AIM OF THE EXERCISE: All of the material below is to be restated word for word, apart from the pictures.

A run of records
····················

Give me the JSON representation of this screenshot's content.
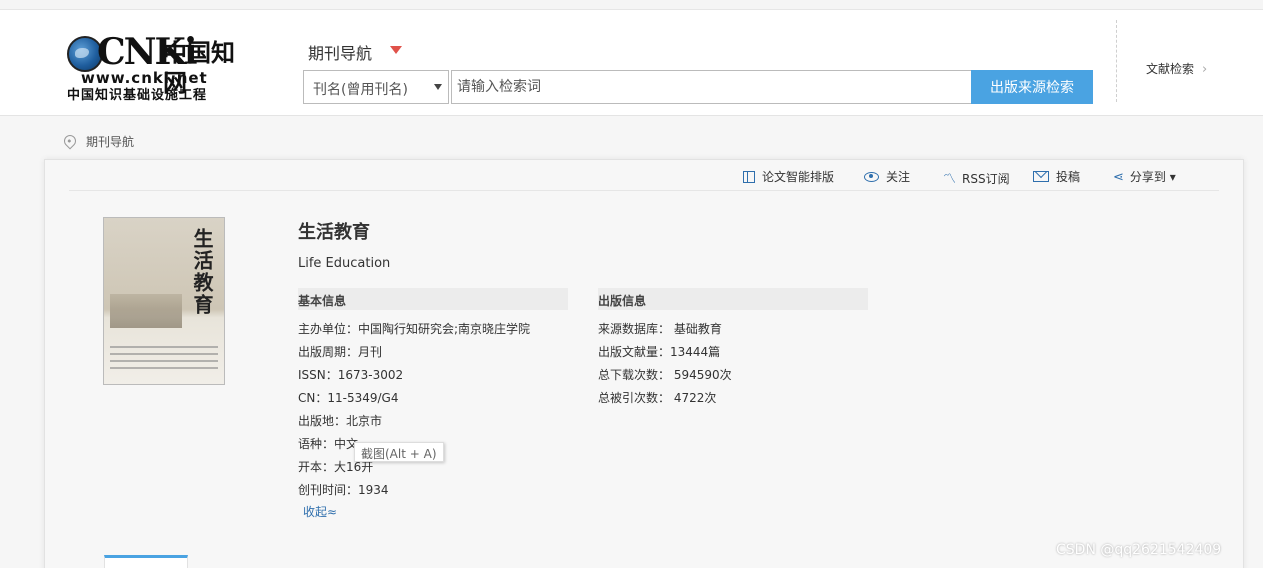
{
  "logo": {
    "brand": "CNKi",
    "cn_name": "中国知网",
    "url": "www.cnki.net",
    "slogan": "中国知识基础设施工程"
  },
  "header": {
    "nav_title": "期刊导航",
    "search_field_selected": "刊名(曾用刊名)",
    "search_placeholder": "请输入检索词",
    "search_button": "出版来源检索",
    "doc_search_link": "文献检索",
    "doc_search_chevron": "›"
  },
  "breadcrumb": {
    "current": "期刊导航"
  },
  "toolbar": {
    "layout": "论文智能排版",
    "follow": "关注",
    "rss": "RSS订阅",
    "submit": "投稿",
    "share": "分享到",
    "share_caret": "▾"
  },
  "journal": {
    "title": "生活教育",
    "en_title": "Life Education",
    "cover_title": "生活教育",
    "basic_heading": "基本信息",
    "basic_info": [
      "主办单位：中国陶行知研究会;南京晓庄学院",
      "出版周期：月刊",
      "ISSN：1673-3002",
      "CN：11-5349/G4",
      "出版地：北京市",
      "语种：中文",
      "开本：大16开",
      "创刊时间：1934"
    ],
    "pub_heading": "出版信息",
    "pub_info": [
      "来源数据库：  基础教育",
      "出版文献量：13444篇",
      "总下载次数：  594590次",
      "总被引次数：  4722次"
    ],
    "collapse": "收起≈"
  },
  "tooltip": "截图(Alt + A)",
  "watermark": "CSDN @qq2621542409"
}
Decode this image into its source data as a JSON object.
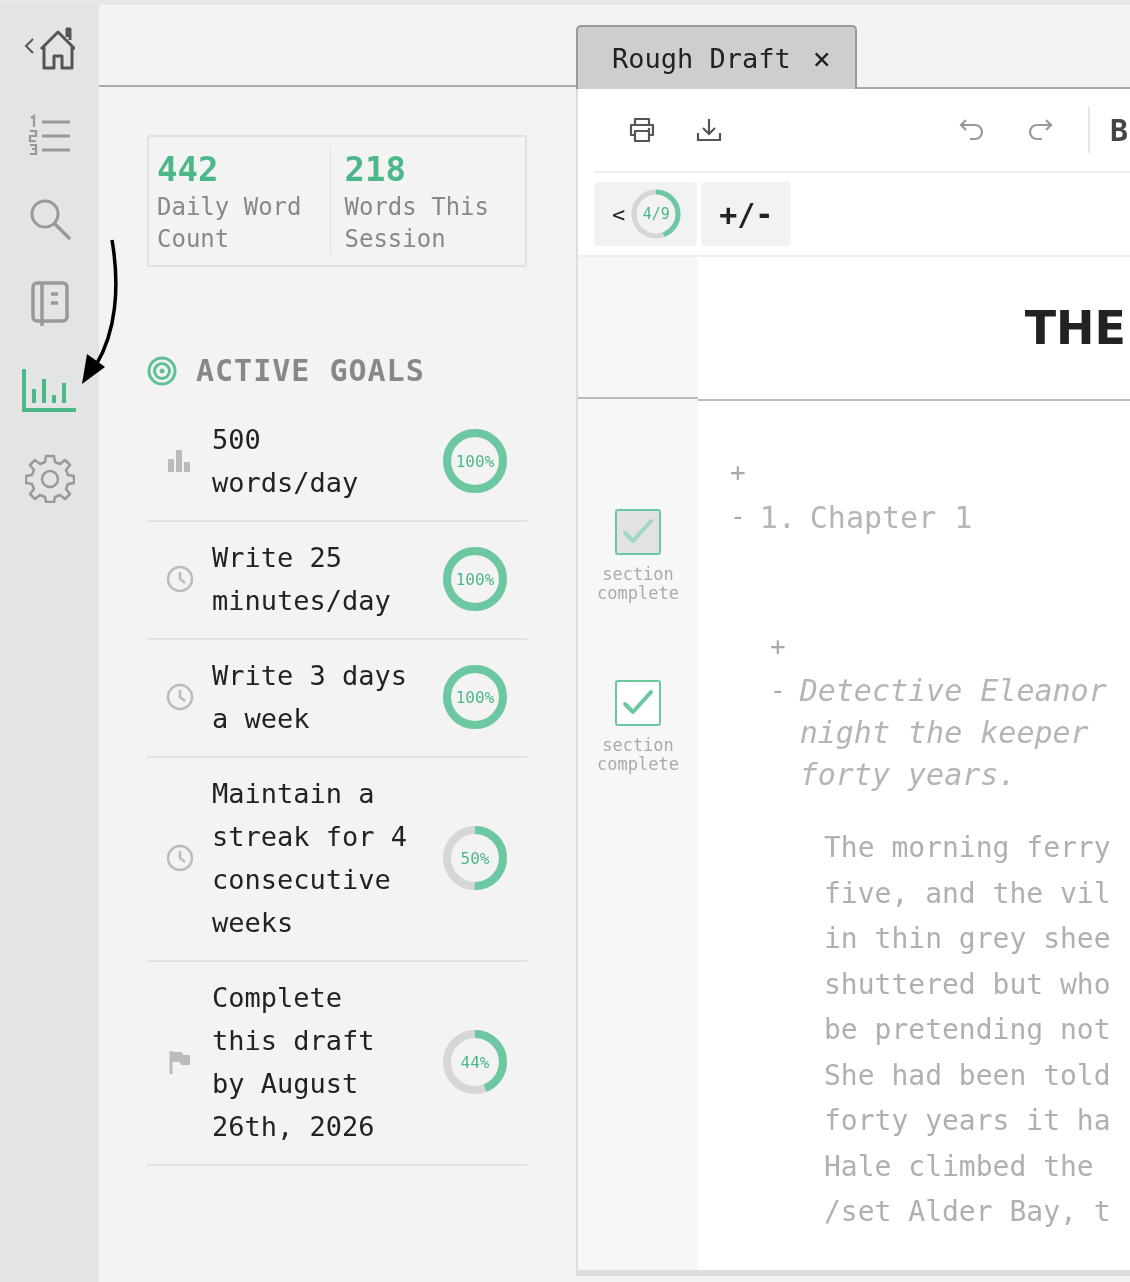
{
  "sidebar": {
    "items": [
      {
        "selected": false
      },
      {
        "selected": false
      },
      {
        "selected": false
      },
      {
        "selected": false
      },
      {
        "selected": true
      },
      {
        "selected": false
      }
    ]
  },
  "stats": [
    {
      "value": "442",
      "label": "Daily Word Count"
    },
    {
      "value": "218",
      "label": "Words This Session"
    }
  ],
  "goals_header": "ACTIVE GOALS",
  "goals": [
    {
      "text": "500 words/day",
      "percent": "100%",
      "level": 1
    },
    {
      "text": "Write 25 minutes/day",
      "percent": "100%",
      "level": 1
    },
    {
      "text": "Write 3 days a week",
      "percent": "100%",
      "level": 1
    },
    {
      "text": "Maintain a streak for 4 consecutive weeks",
      "percent": "50%",
      "level": 0.5
    },
    {
      "text": "Complete this draft by August 26th, 2026",
      "percent": "44%",
      "level": 0.44
    }
  ],
  "tabs": [
    {
      "label": "Rough Draft",
      "close": "×",
      "selected": true
    }
  ],
  "toolbar": {
    "bold": "B"
  },
  "nav": {
    "back": "<",
    "progress": "4/9",
    "level": 0.44,
    "toggle": "+/-"
  },
  "document": {
    "title": "THE",
    "sections": [
      {
        "checked": true,
        "disabled": true,
        "status": "section complete",
        "add": "+",
        "collapse": "-",
        "number": "1.",
        "heading": "Chapter 1"
      },
      {
        "checked": true,
        "disabled": false,
        "status": "section complete",
        "add": "+",
        "collapse": "-",
        "summary": [
          "Detective Eleanor",
          "night the keeper",
          "forty years."
        ]
      }
    ],
    "paragraph": [
      "The morning ferry",
      "five, and the vil",
      "in thin grey shee",
      "shuttered but who",
      "be pretending not",
      "She had been told",
      "forty years it ha",
      "Hale climbed the",
      "/set Alder Bay, t"
    ]
  }
}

····················

COMPLETE RESPONSE:
Give me the JSON representation of this screenshot's content.
{
  "logo": {
    "brand": "CNKi",
    "cn_name": "中国知网",
    "url": "www.cnki.net",
    "slogan": "中国知识基础设施工程"
  },
  "header": {
    "nav_title": "期刊导航",
    "search_field_selected": "刊名(曾用刊名)",
    "search_placeholder": "请输入检索词",
    "search_button": "出版来源检索",
    "doc_search_link": "文献检索",
    "doc_search_chevron": "›"
  },
  "breadcrumb": {
    "current": "期刊导航"
  },
  "toolbar": {
    "layout": "论文智能排版",
    "follow": "关注",
    "rss": "RSS订阅",
    "submit": "投稿",
    "share": "分享到",
    "share_caret": "▾"
  },
  "journal": {
    "title": "生活教育",
    "en_title": "Life Education",
    "cover_title": "生活教育",
    "basic_heading": "基本信息",
    "basic_info": [
      "主办单位：中国陶行知研究会;南京晓庄学院",
      "出版周期：月刊",
      "ISSN：1673-3002",
      "CN：11-5349/G4",
      "出版地：北京市",
      "语种：中文",
      "开本：大16开",
      "创刊时间：1934"
    ],
    "pub_heading": "出版信息",
    "pub_info": [
      "来源数据库：  基础教育",
      "出版文献量：13444篇",
      "总下载次数：  594590次",
      "总被引次数：  4722次"
    ],
    "collapse": "收起≈"
  },
  "tooltip": "截图(Alt + A)",
  "watermark": "CSDN @qq2621542409"
}
Decode this image into its source data as a JSON object.
{
  "sidebar": {
    "items": [
      {
        "selected": false
      },
      {
        "selected": false
      },
      {
        "selected": false
      },
      {
        "selected": false
      },
      {
        "selected": true
      },
      {
        "selected": false
      }
    ]
  },
  "stats": [
    {
      "value": "442",
      "label": "Daily Word Count"
    },
    {
      "value": "218",
      "label": "Words This Session"
    }
  ],
  "goals_header": "ACTIVE GOALS",
  "goals": [
    {
      "text": "500 words/day",
      "percent": "100%",
      "level": 1
    },
    {
      "text": "Write 25 minutes/day",
      "percent": "100%",
      "level": 1
    },
    {
      "text": "Write 3 days a week",
      "percent": "100%",
      "level": 1
    },
    {
      "text": "Maintain a streak for 4 consecutive weeks",
      "percent": "50%",
      "level": 0.5
    },
    {
      "text": "Complete this draft by August 26th, 2026",
      "percent": "44%",
      "level": 0.44
    }
  ],
  "tabs": [
    {
      "label": "Rough Draft",
      "close": "×",
      "selected": true
    }
  ],
  "toolbar": {
    "bold": "B"
  },
  "nav": {
    "back": "<",
    "progress": "4/9",
    "level": 0.44,
    "toggle": "+/-"
  },
  "document": {
    "title": "THE",
    "sections": [
      {
        "checked": true,
        "disabled": true,
        "status": "section complete",
        "add": "+",
        "collapse": "-",
        "number": "1.",
        "heading": "Chapter 1"
      },
      {
        "checked": true,
        "disabled": false,
        "status": "section complete",
        "add": "+",
        "collapse": "-",
        "summary": [
          "Detective Eleanor",
          "night the keeper",
          "forty years."
        ]
      }
    ],
    "paragraph": [
      "The morning ferry",
      "five, and the vil",
      "in thin grey shee",
      "shuttered but who",
      "be pretending not",
      "She had been told",
      "forty years it ha",
      "Hale climbed the",
      "/set Alder Bay, t"
    ]
  }
}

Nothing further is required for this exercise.